(Task to complete): Return all lines from the listing below in which the string "Cases" occurs.

(Source records):
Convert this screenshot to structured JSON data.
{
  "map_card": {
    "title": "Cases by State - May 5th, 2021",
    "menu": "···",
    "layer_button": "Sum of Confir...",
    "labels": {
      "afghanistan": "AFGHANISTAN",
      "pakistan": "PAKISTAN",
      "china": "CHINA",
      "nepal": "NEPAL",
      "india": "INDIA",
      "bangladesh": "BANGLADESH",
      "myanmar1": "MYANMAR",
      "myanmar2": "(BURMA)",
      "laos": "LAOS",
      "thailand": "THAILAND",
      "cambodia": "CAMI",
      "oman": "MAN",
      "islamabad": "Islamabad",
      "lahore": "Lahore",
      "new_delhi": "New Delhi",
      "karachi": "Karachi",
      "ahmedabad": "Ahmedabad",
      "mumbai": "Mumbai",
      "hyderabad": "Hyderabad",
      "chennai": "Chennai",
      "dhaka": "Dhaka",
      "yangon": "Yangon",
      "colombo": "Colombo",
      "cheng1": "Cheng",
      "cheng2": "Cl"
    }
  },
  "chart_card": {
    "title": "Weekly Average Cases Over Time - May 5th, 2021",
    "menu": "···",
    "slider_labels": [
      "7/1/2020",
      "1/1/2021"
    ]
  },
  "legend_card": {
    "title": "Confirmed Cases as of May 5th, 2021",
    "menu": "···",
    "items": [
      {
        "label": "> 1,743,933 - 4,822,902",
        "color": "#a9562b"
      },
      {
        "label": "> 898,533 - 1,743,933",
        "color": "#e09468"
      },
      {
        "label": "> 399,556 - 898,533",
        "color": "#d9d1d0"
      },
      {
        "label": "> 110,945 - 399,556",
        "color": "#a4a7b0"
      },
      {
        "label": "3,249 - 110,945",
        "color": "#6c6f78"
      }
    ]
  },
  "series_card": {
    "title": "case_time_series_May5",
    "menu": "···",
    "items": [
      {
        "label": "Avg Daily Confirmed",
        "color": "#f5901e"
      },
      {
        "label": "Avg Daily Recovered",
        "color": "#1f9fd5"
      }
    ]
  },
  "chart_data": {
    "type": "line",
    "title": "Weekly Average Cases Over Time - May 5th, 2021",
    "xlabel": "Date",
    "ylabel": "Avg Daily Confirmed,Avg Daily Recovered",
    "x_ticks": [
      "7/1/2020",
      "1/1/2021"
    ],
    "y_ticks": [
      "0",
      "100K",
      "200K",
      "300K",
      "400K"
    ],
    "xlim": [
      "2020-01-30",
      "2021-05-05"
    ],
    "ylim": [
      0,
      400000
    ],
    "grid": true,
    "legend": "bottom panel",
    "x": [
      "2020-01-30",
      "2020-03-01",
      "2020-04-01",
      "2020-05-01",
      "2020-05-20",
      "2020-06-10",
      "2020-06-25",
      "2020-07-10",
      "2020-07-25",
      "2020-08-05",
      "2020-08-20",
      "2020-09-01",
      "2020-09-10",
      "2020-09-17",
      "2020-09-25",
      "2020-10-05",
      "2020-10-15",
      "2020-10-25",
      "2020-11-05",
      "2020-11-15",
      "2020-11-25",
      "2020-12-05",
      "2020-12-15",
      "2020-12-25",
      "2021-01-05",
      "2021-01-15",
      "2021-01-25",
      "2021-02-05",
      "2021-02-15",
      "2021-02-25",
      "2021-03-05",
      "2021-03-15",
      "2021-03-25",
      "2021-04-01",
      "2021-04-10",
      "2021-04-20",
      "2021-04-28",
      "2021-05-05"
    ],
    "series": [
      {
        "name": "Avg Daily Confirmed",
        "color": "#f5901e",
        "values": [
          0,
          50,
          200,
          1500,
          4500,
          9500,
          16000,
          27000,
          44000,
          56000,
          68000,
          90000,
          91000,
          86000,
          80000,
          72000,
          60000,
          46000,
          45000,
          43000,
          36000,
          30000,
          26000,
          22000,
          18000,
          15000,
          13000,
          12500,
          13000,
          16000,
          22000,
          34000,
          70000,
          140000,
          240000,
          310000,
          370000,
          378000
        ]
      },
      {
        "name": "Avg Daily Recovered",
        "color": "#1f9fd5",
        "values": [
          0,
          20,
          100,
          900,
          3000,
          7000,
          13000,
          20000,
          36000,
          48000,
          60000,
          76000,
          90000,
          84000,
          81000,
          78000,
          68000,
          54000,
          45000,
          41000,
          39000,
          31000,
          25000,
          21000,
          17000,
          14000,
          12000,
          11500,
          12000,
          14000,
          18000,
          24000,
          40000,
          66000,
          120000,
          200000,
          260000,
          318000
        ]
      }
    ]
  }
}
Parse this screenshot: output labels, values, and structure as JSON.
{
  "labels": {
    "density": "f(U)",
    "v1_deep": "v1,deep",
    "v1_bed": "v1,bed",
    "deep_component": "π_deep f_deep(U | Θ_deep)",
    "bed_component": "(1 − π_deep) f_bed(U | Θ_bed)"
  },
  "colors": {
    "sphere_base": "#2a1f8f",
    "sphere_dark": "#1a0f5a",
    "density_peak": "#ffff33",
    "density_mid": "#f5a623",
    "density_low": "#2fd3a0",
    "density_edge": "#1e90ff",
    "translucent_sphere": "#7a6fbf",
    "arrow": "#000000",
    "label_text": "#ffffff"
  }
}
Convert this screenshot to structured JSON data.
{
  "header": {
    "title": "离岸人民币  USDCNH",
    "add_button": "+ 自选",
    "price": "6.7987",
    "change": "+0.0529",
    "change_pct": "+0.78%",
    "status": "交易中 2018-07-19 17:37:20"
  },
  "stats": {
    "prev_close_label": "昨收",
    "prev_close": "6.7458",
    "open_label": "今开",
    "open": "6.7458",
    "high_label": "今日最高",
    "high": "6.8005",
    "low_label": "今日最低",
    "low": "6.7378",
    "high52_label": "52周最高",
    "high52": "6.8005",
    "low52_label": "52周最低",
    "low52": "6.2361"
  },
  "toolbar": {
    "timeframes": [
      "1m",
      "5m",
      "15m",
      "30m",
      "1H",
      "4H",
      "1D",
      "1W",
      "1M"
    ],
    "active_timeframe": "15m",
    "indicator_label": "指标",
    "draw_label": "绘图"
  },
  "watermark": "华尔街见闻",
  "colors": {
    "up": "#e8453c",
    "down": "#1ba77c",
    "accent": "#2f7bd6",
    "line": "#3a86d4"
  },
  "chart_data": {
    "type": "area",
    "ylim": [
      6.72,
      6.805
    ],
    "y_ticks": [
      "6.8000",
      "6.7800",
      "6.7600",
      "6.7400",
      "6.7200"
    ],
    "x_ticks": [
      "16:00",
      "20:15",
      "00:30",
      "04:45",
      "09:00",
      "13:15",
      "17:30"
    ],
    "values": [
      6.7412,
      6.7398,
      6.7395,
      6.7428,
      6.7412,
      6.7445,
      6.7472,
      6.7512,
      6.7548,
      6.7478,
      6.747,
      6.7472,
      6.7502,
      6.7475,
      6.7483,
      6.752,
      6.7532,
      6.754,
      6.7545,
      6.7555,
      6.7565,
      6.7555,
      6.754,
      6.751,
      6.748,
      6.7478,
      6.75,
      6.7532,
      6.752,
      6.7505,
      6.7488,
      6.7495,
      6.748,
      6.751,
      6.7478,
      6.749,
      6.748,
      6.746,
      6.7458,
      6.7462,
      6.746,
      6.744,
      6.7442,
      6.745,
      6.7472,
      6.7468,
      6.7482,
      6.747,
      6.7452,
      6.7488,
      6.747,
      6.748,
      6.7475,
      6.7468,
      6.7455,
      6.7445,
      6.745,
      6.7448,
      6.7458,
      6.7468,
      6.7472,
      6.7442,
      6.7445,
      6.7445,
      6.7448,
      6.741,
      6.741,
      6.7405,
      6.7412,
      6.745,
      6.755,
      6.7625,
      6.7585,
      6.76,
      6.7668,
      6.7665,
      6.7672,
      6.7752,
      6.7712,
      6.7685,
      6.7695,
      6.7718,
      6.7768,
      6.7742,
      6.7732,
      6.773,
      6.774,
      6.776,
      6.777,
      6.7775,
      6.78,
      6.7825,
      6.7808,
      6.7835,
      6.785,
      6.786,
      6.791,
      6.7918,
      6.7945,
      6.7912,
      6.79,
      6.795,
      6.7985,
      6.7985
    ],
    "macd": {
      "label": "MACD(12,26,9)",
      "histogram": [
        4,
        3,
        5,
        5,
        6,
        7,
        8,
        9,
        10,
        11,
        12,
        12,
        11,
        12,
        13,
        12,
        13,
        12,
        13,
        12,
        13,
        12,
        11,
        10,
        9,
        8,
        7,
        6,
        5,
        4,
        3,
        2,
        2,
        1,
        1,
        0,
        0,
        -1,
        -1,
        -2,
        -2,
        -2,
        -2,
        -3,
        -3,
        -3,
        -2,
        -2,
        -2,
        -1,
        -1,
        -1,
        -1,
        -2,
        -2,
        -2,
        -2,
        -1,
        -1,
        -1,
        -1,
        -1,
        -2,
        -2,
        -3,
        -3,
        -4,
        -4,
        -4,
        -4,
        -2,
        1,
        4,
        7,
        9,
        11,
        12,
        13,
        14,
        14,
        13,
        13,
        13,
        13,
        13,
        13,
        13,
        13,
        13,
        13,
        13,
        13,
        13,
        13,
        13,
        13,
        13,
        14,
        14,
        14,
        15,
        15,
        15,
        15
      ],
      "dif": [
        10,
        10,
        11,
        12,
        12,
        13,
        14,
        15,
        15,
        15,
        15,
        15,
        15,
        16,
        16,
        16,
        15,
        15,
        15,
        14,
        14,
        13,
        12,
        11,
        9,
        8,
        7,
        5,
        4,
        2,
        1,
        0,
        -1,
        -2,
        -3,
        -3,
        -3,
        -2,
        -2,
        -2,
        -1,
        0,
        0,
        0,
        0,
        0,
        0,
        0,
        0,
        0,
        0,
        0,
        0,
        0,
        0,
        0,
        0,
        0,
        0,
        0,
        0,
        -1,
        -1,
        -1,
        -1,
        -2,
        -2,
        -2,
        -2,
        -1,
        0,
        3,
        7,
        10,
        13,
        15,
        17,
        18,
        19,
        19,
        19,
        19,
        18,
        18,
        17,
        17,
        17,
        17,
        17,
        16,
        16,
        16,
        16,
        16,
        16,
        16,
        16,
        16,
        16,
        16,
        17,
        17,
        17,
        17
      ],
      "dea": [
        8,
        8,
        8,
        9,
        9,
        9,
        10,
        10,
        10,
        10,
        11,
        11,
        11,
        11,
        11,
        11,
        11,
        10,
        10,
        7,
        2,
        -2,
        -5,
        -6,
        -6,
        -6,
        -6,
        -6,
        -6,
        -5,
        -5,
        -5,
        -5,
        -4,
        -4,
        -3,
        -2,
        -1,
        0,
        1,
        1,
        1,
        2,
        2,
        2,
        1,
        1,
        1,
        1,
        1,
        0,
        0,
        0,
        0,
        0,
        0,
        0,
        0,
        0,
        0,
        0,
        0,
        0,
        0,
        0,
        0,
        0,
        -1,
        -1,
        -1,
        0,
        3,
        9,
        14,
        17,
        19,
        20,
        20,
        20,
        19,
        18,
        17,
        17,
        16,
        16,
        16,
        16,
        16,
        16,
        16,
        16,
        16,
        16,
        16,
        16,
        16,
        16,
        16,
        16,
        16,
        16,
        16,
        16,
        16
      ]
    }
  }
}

(Problem solution):
    "title": "Cases by State - May 5th, 2021",
    "title": "Weekly Average Cases Over Time - May 5th, 2021",
    "title": "Confirmed Cases as of May 5th, 2021",
    "title": "Weekly Average Cases Over Time - May 5th, 2021",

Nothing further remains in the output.